• [Do this] Output the material below unchanged, apart from leaving out the pictures.

-- Start Records shown --

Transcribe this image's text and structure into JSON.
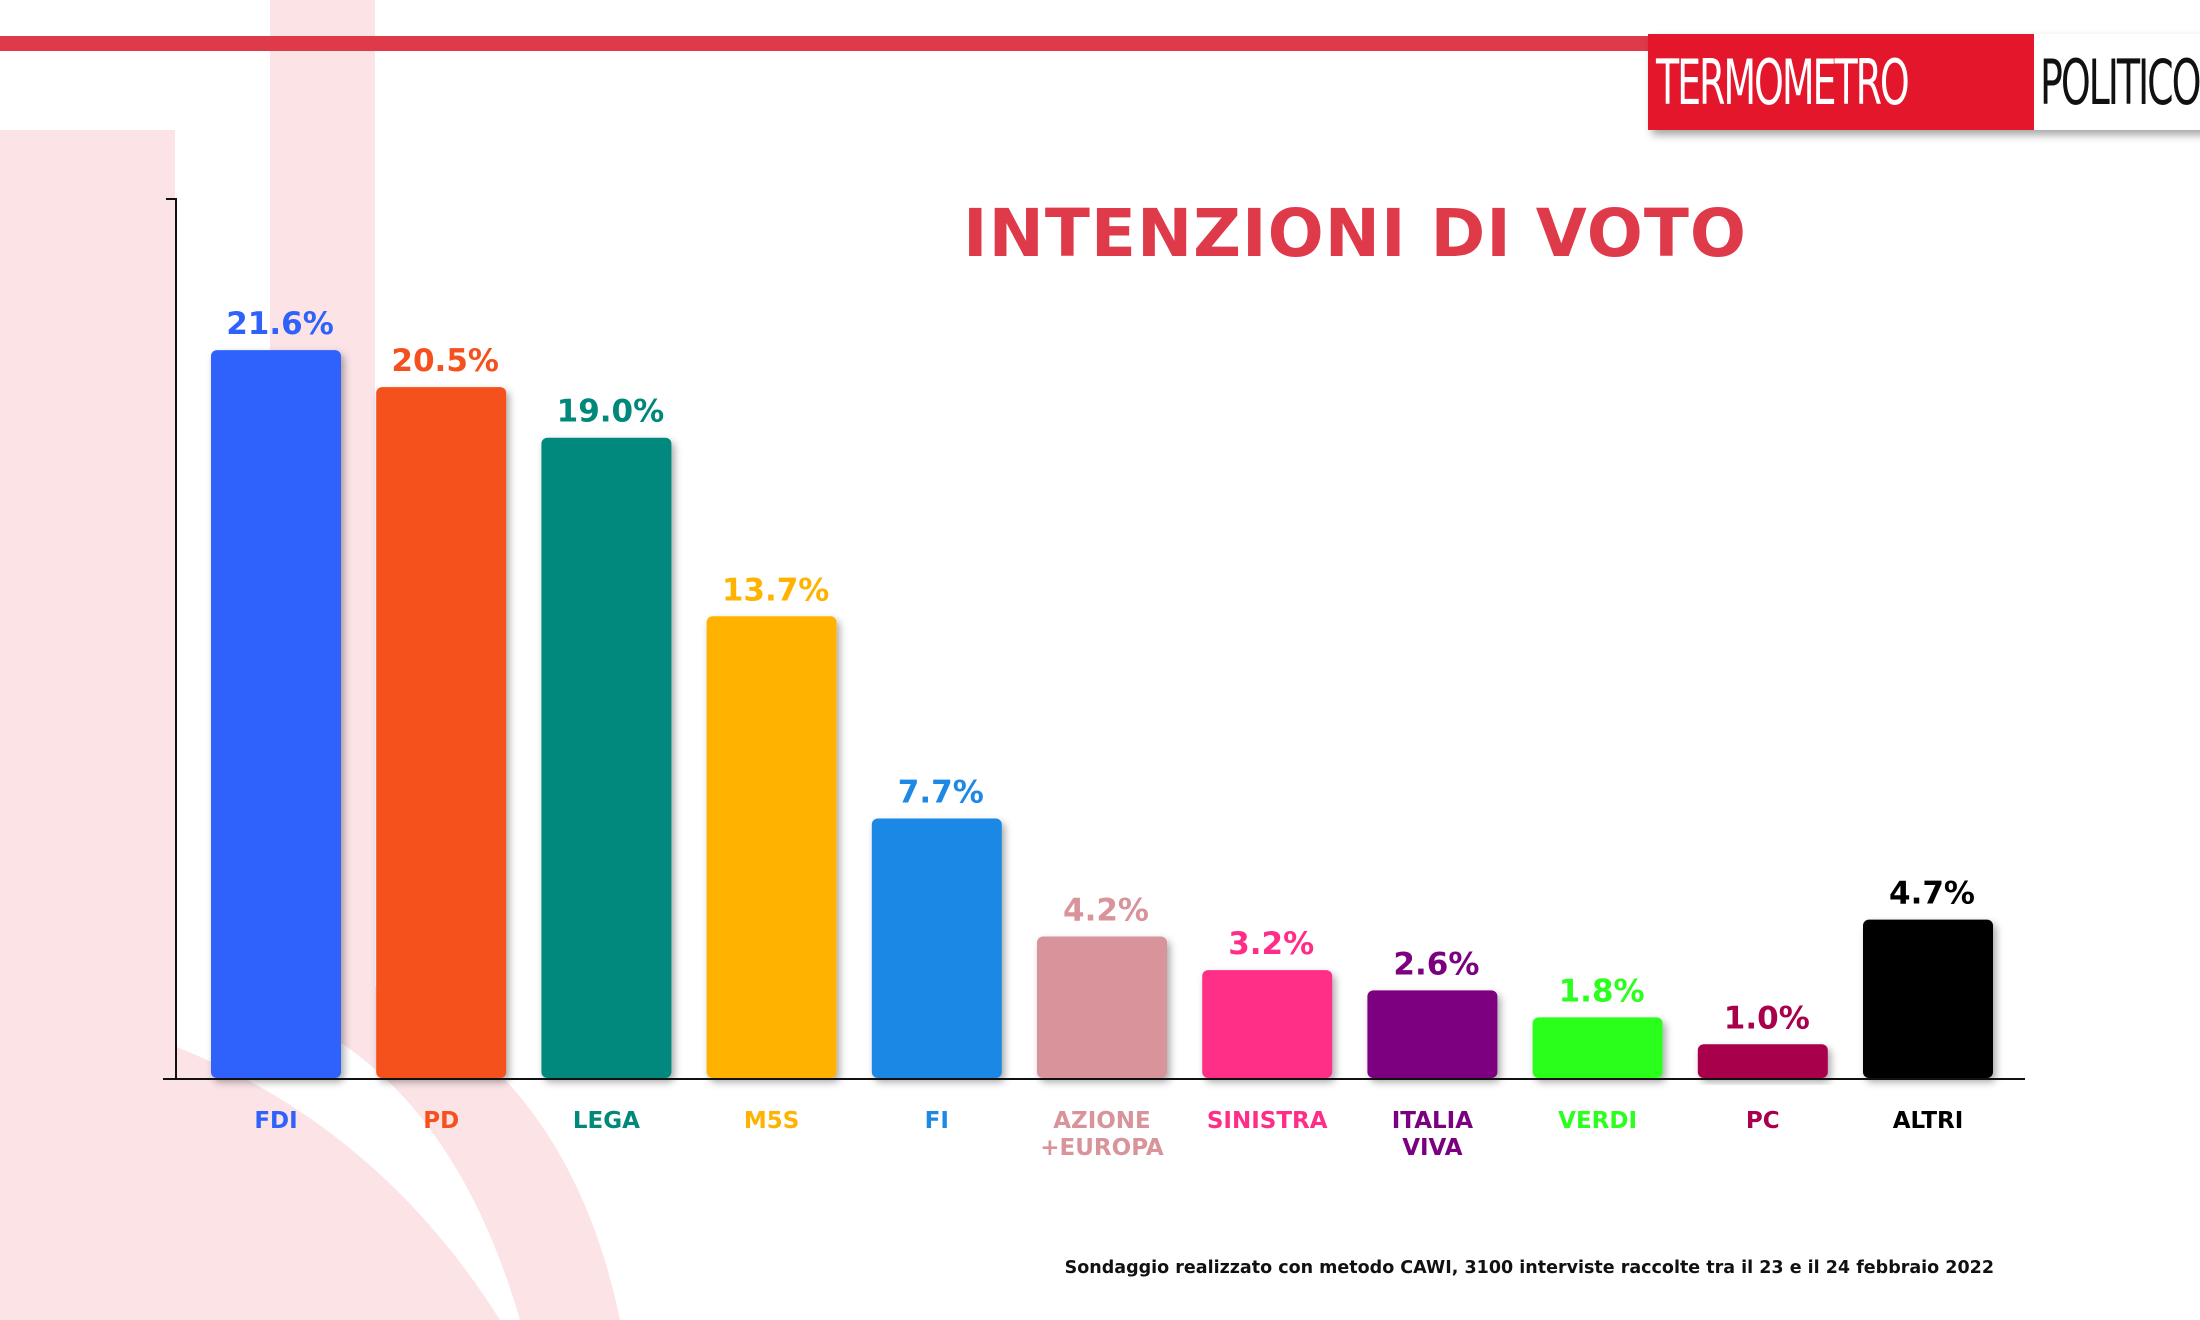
{
  "brand": {
    "logo_part1": "TERMOMETRO",
    "logo_part2": "POLITICO",
    "stripe_color": "#de3a4a",
    "logo_red": "#e3162b"
  },
  "chart_data": {
    "type": "bar",
    "title": "INTENZIONI DI VOTO",
    "xlabel": "",
    "ylabel": "",
    "ylim": [
      0,
      25
    ],
    "grid": false,
    "categories": [
      "FDI",
      "PD",
      "LEGA",
      "M5S",
      "FI",
      "AZIONE\n+EUROPA",
      "SINISTRA",
      "ITALIA\nVIVA",
      "VERDI",
      "PC",
      "ALTRI"
    ],
    "values": [
      21.6,
      20.5,
      19.0,
      13.7,
      7.7,
      4.2,
      3.2,
      2.6,
      1.8,
      1.0,
      4.7
    ],
    "value_labels": [
      "21.6%",
      "20.5%",
      "19.0%",
      "13.7%",
      "7.7%",
      "4.2%",
      "3.2%",
      "2.6%",
      "1.8%",
      "1.0%",
      "4.7%"
    ],
    "colors": [
      "#2e62fb",
      "#f4511e",
      "#00897b",
      "#ffb300",
      "#1e88e5",
      "#d9939b",
      "#ff2d87",
      "#7b0080",
      "#2bff1e",
      "#a8004c",
      "#000000"
    ]
  },
  "footnote": "Sondaggio realizzato con metodo CAWI, 3100 interviste raccolte tra il 23 e il 24 febbraio 2022"
}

-- End Records shown --

• [The completed task]
Transcribe this image's text and structure into JSON.
{
  "brand": {
    "logo_part1": "TERMOMETRO",
    "logo_part2": "POLITICO",
    "stripe_color": "#de3a4a",
    "logo_red": "#e3162b"
  },
  "chart_data": {
    "type": "bar",
    "title": "INTENZIONI DI VOTO",
    "xlabel": "",
    "ylabel": "",
    "ylim": [
      0,
      25
    ],
    "grid": false,
    "categories": [
      "FDI",
      "PD",
      "LEGA",
      "M5S",
      "FI",
      "AZIONE\n+EUROPA",
      "SINISTRA",
      "ITALIA\nVIVA",
      "VERDI",
      "PC",
      "ALTRI"
    ],
    "values": [
      21.6,
      20.5,
      19.0,
      13.7,
      7.7,
      4.2,
      3.2,
      2.6,
      1.8,
      1.0,
      4.7
    ],
    "value_labels": [
      "21.6%",
      "20.5%",
      "19.0%",
      "13.7%",
      "7.7%",
      "4.2%",
      "3.2%",
      "2.6%",
      "1.8%",
      "1.0%",
      "4.7%"
    ],
    "colors": [
      "#2e62fb",
      "#f4511e",
      "#00897b",
      "#ffb300",
      "#1e88e5",
      "#d9939b",
      "#ff2d87",
      "#7b0080",
      "#2bff1e",
      "#a8004c",
      "#000000"
    ]
  },
  "footnote": "Sondaggio realizzato con metodo CAWI, 3100 interviste raccolte tra il 23 e il 24 febbraio 2022"
}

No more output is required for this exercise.